TASK DETAILS:
Check each line of the records below and collect those holding "text".

INFORMATION PROVIDED:
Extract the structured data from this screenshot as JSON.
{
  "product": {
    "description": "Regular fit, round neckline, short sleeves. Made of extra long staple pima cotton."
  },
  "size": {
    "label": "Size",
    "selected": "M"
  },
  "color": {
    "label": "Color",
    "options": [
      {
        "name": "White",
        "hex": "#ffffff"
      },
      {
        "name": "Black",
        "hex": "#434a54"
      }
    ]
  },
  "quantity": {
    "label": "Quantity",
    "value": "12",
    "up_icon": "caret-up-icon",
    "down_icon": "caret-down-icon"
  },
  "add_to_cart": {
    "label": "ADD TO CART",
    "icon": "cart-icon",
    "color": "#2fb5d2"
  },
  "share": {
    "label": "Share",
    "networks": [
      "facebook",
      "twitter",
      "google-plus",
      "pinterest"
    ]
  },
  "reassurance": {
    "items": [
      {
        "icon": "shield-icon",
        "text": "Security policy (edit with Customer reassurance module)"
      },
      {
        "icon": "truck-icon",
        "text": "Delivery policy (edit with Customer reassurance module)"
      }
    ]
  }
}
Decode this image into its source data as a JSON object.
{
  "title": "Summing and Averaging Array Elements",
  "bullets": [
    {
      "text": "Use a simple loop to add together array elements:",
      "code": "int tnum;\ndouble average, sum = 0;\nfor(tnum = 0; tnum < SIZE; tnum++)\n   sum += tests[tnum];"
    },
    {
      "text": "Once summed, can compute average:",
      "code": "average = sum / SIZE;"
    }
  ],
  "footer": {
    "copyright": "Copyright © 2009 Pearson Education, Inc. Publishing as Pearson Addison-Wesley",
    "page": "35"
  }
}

RESPONSE FOR THIS EXERCISE:
        "text": "Security policy (edit with Customer reassurance module)"
        "text": "Delivery policy (edit with Customer reassurance module)"
      "text": "Use a simple loop to add together array elements:",
      "text": "Once summed, can compute average:",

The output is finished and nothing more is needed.